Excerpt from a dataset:
◇ ◇ ◇ ◇
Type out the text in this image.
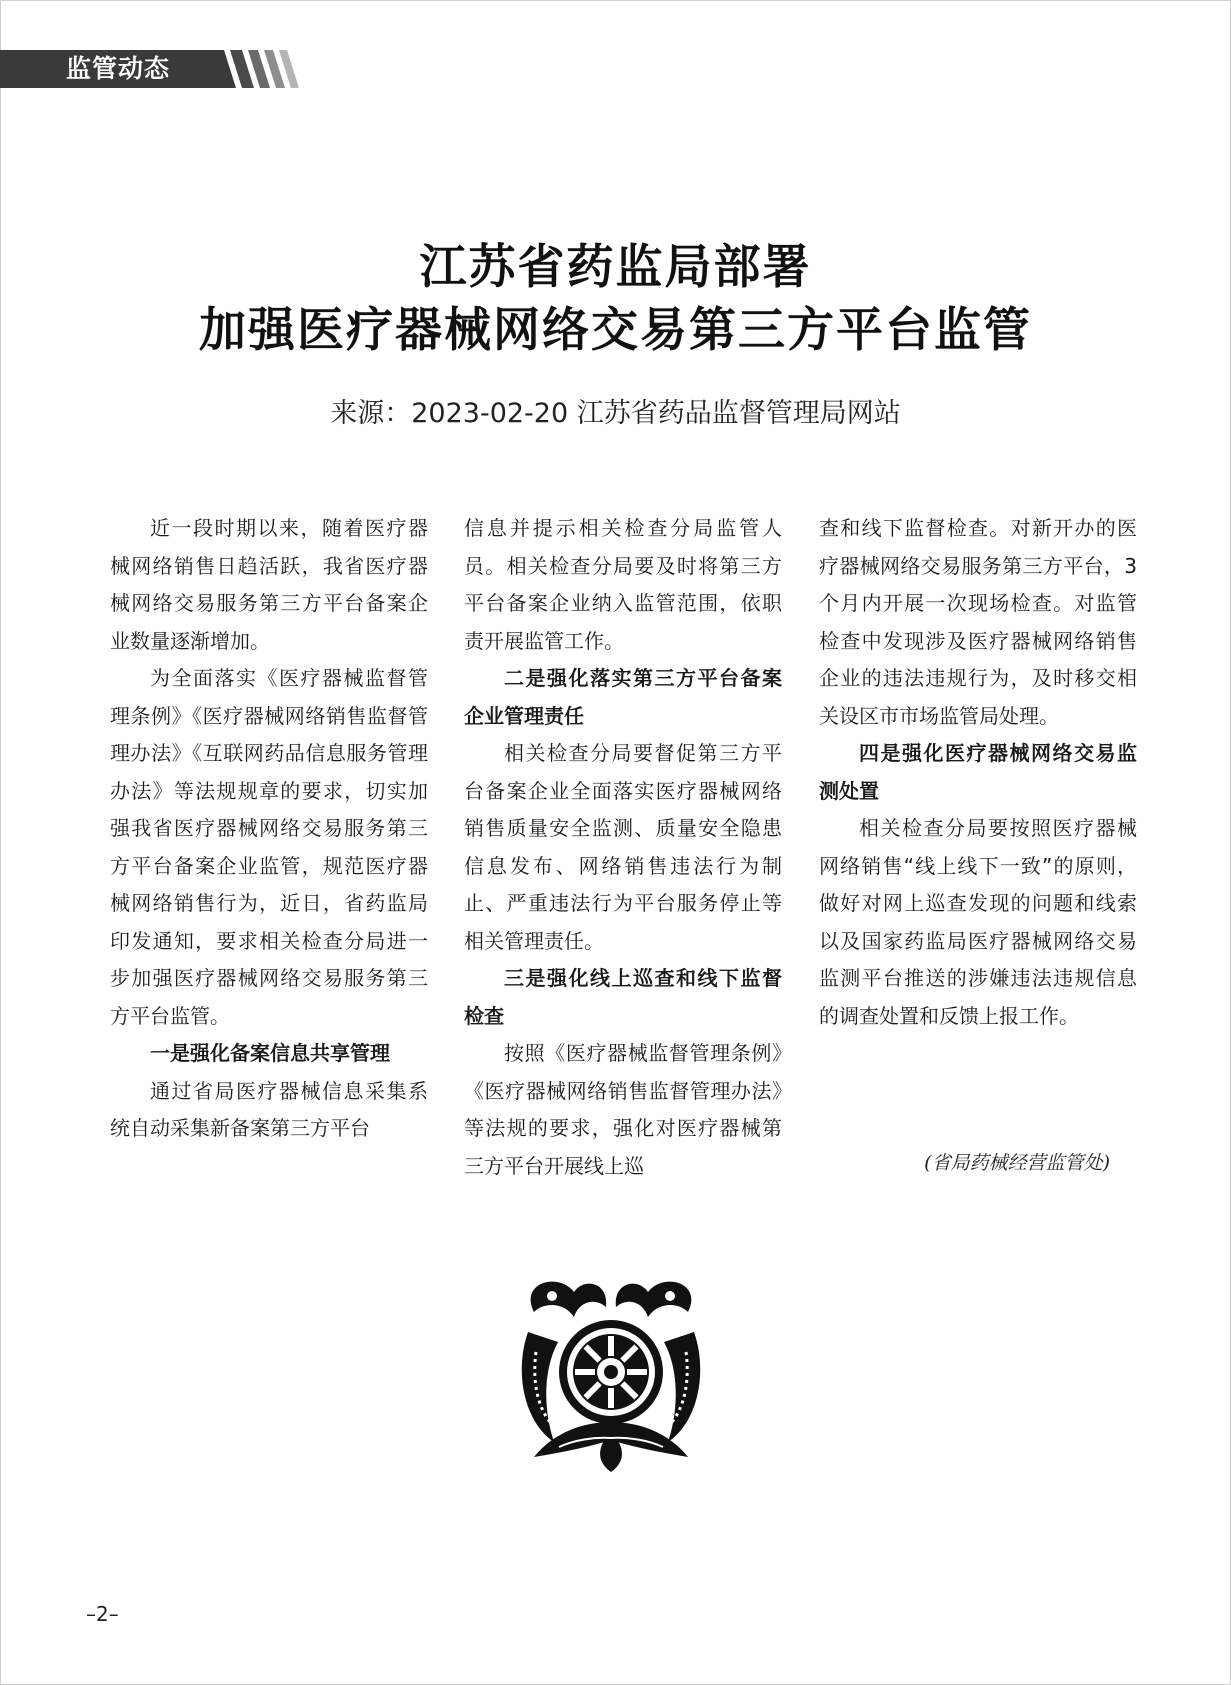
监管动态
江苏省药监局部署
加强医疗器械网络交易第三方平台监管
来源：2023-02-20 江苏省药品监督管理局网站

近一段时期以来，随着医疗器械网络销售日趋活跃，我省医疗器械网络交易服务第三方平台备案企业数量逐渐增加。

为全面落实《医疗器械监督管理条例》《医疗器械网络销售监督管理办法》《互联网药品信息服务管理办法》等法规规章的要求，切实加强我省医疗器械网络交易服务第三方平台备案企业监管，规范医疗器械网络销售行为，近日，省药监局印发通知，要求相关检查分局进一步加强医疗器械网络交易服务第三方平台监管。

一是强化备案信息共享管理

通过省局医疗器械信息采集系统自动采集新备案第三方平台

信息并提示相关检查分局监管人员。相关检查分局要及时将第三方平台备案企业纳入监管范围，依职责开展监管工作。

二是强化落实第三方平台备案企业管理责任

相关检查分局要督促第三方平台备案企业全面落实医疗器械网络销售质量安全监测、质量安全隐患信息发布、网络销售违法行为制止、严重违法行为平台服务停止等相关管理责任。

三是强化线上巡查和线下监督检查

按照《医疗器械监督管理条例》《医疗器械网络销售监督管理办法》等法规的要求，强化对医疗器械第三方平台开展线上巡

查和线下监督检查。对新开办的医疗器械网络交易服务第三方平台，3个月内开展一次现场检查。对监管检查中发现涉及医疗器械网络销售企业的违法违规行为，及时移交相关设区市市场监管局处理。

四是强化医疗器械网络交易监测处置

相关检查分局要按照医疗器械网络销售“线上线下一致”的原则，做好对网上巡查发现的问题和线索以及国家药监局医疗器械网络交易监测平台推送的涉嫌违法违规信息的调查处置和反馈上报工作。

(省局药械经营监管处)
–2–
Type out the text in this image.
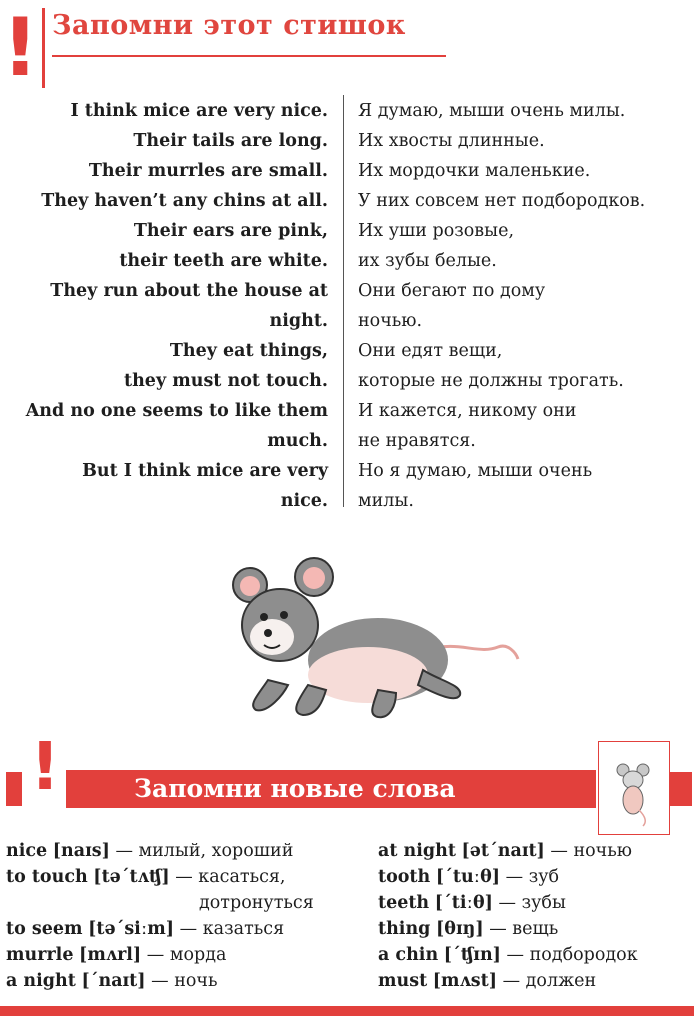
! Запомни этот стишок
I think mice are very nice.
Their tails are long.
Their murrles are small.
They haven’t any chins at all.
Their ears are pink,
their teeth are white.
They run about the house at
night.
They eat things,
they must not touch.
And no one seems to like them
much.
But I think mice are very
nice.
Я думаю, мыши очень милы.
Их хвосты длинные.
Их мордочки маленькие.
У них совсем нет подбородков.
Их уши розовые,
их зубы белые.
Они бегают по дому
ночью.
Они едят вещи,
которые не должны трогать.
И кажется, никому они
не нравятся.
Но я думаю, мыши очень
милы.
!	Запомни новые слова
nice [naɪs] — милый, хороший
to touch [tə´tʌʧ] — касаться,
дотронуться
to seem [tə´siːm] — казаться
murrle [mʌrl] — морда
a night [´naɪt] — ночь
at night [ət´naɪt] — ночью
tooth [´tuːθ] — зуб
teeth [´tiːθ] — зубы
thing [θɪŋ] — вещь
a chin [´ʧɪn] — подбородок
must [mʌst] — должен
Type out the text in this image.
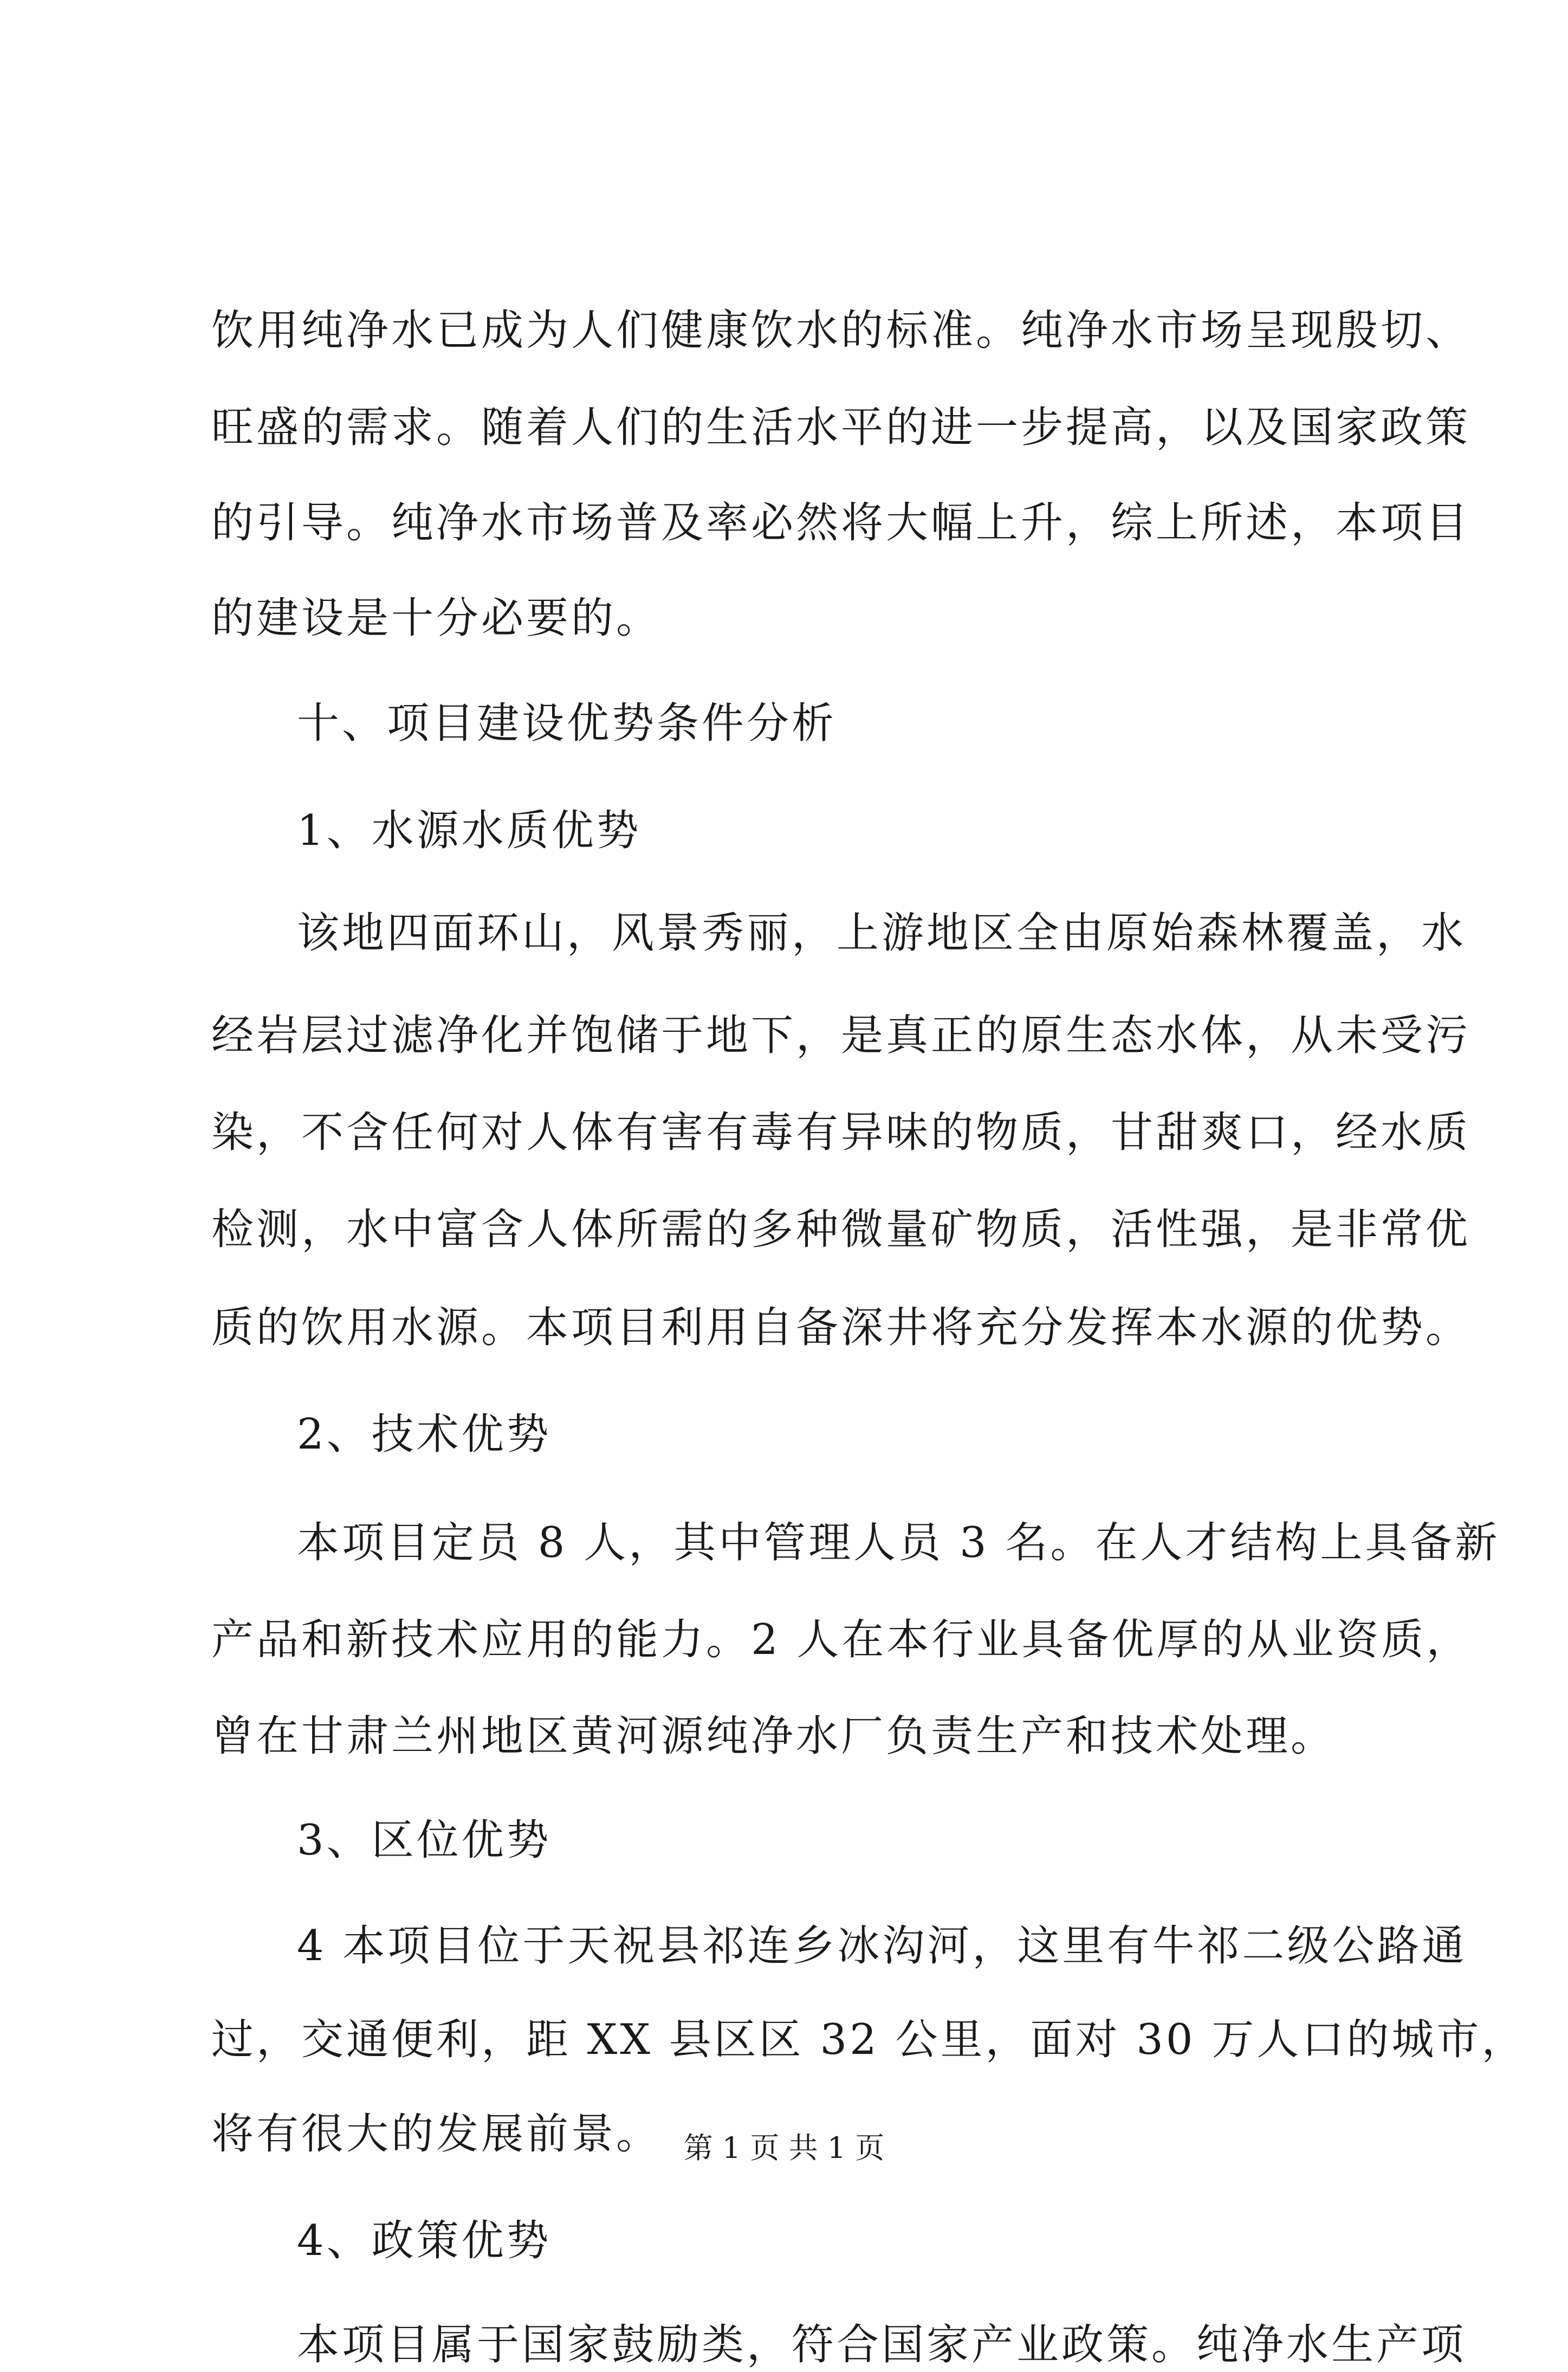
饮用纯净水已成为人们健康饮水的标准。纯净水市场呈现殷切、
旺盛的需求。随着人们的生活水平的进一步提高，以及国家政策
的引导。纯净水市场普及率必然将大幅上升，综上所述，本项目
的建设是十分必要的。
十、项目建设优势条件分析
1、水源水质优势
该地四面环山，风景秀丽，上游地区全由原始森林覆盖，水
经岩层过滤净化并饱储于地下，是真正的原生态水体，从未受污
染，不含任何对人体有害有毒有异味的物质，甘甜爽口，经水质
检测，水中富含人体所需的多种微量矿物质，活性强，是非常优
质的饮用水源。本项目利用自备深井将充分发挥本水源的优势。
2、技术优势
本项目定员 8 人，其中管理人员 3 名。在人才结构上具备新
产品和新技术应用的能力。2 人在本行业具备优厚的从业资质，
曾在甘肃兰州地区黄河源纯净水厂负责生产和技术处理。
3、区位优势
4 本项目位于天祝县祁连乡冰沟河，这里有牛祁二级公路通
过，交通便利，距 XX 县区区 32 公里，面对 30 万人口的城市，
将有很大的发展前景。
4、政策优势
本项目属于国家鼓励类，符合国家产业政策。纯净水生产项
第 1 页 共 1 页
◇ ◇ ◇ ◇
AIM OF THE EXERCISE:
Would you set down the listing exactly, omitting pictures?

WRITTEN REPLY:
Type out the text in this image.
监管动态
江苏省药监局部署
加强医疗器械网络交易第三方平台监管
来源：2023-02-20 江苏省药品监督管理局网站

近一段时期以来，随着医疗器械网络销售日趋活跃，我省医疗器械网络交易服务第三方平台备案企业数量逐渐增加。

为全面落实《医疗器械监督管理条例》《医疗器械网络销售监督管理办法》《互联网药品信息服务管理办法》等法规规章的要求，切实加强我省医疗器械网络交易服务第三方平台备案企业监管，规范医疗器械网络销售行为，近日，省药监局印发通知，要求相关检查分局进一步加强医疗器械网络交易服务第三方平台监管。

一是强化备案信息共享管理

通过省局医疗器械信息采集系统自动采集新备案第三方平台

信息并提示相关检查分局监管人员。相关检查分局要及时将第三方平台备案企业纳入监管范围，依职责开展监管工作。

二是强化落实第三方平台备案企业管理责任

相关检查分局要督促第三方平台备案企业全面落实医疗器械网络销售质量安全监测、质量安全隐患信息发布、网络销售违法行为制止、严重违法行为平台服务停止等相关管理责任。

三是强化线上巡查和线下监督检查

按照《医疗器械监督管理条例》《医疗器械网络销售监督管理办法》等法规的要求，强化对医疗器械第三方平台开展线上巡

查和线下监督检查。对新开办的医疗器械网络交易服务第三方平台，3个月内开展一次现场检查。对监管检查中发现涉及医疗器械网络销售企业的违法违规行为，及时移交相关设区市市场监管局处理。

四是强化医疗器械网络交易监测处置

相关检查分局要按照医疗器械网络销售“线上线下一致”的原则，做好对网上巡查发现的问题和线索以及国家药监局医疗器械网络交易监测平台推送的涉嫌违法违规信息的调查处置和反馈上报工作。

(省局药械经营监管处)
–2–
Type out the text in this image.
! Запомни этот стишок
I think mice are very nice.
Their tails are long.
Their murrles are small.
They haven’t any chins at all.
Their ears are pink,
their teeth are white.
They run about the house at
night.
They eat things,
they must not touch.
And no one seems to like them
much.
But I think mice are very
nice.
Я думаю, мыши очень милы.
Их хвосты длинные.
Их мордочки маленькие.
У них совсем нет подбородков.
Их уши розовые,
их зубы белые.
Они бегают по дому
ночью.
Они едят вещи,
которые не должны трогать.
И кажется, никому они
не нравятся.
Но я думаю, мыши очень
милы.
!	Запомни новые слова
nice [naɪs] — милый, хороший
to touch [tə´tʌʧ] — касаться,
дотронуться
to seem [tə´siːm] — казаться
murrle [mʌrl] — морда
a night [´naɪt] — ночь
at night [ət´naɪt] — ночью
tooth [´tuːθ] — зуб
teeth [´tiːθ] — зубы
thing [θɪŋ] — вещь
a chin [´ʧɪn] — подбородок
must [mʌst] — должен
Type out the text in this image.
饮用纯净水已成为人们健康饮水的标准。纯净水市场呈现殷切、
旺盛的需求。随着人们的生活水平的进一步提高，以及国家政策
的引导。纯净水市场普及率必然将大幅上升，综上所述，本项目
的建设是十分必要的。
十、项目建设优势条件分析
1、水源水质优势
该地四面环山，风景秀丽，上游地区全由原始森林覆盖，水
经岩层过滤净化并饱储于地下，是真正的原生态水体，从未受污
染，不含任何对人体有害有毒有异味的物质，甘甜爽口，经水质
检测，水中富含人体所需的多种微量矿物质，活性强，是非常优
质的饮用水源。本项目利用自备深井将充分发挥本水源的优势。
2、技术优势
本项目定员 8 人，其中管理人员 3 名。在人才结构上具备新
产品和新技术应用的能力。2 人在本行业具备优厚的从业资质，
曾在甘肃兰州地区黄河源纯净水厂负责生产和技术处理。
3、区位优势
4 本项目位于天祝县祁连乡冰沟河，这里有牛祁二级公路通
过，交通便利，距 XX 县区区 32 公里，面对 30 万人口的城市，
将有很大的发展前景。
4、政策优势
本项目属于国家鼓励类，符合国家产业政策。纯净水生产项
第 1 页 共 1 页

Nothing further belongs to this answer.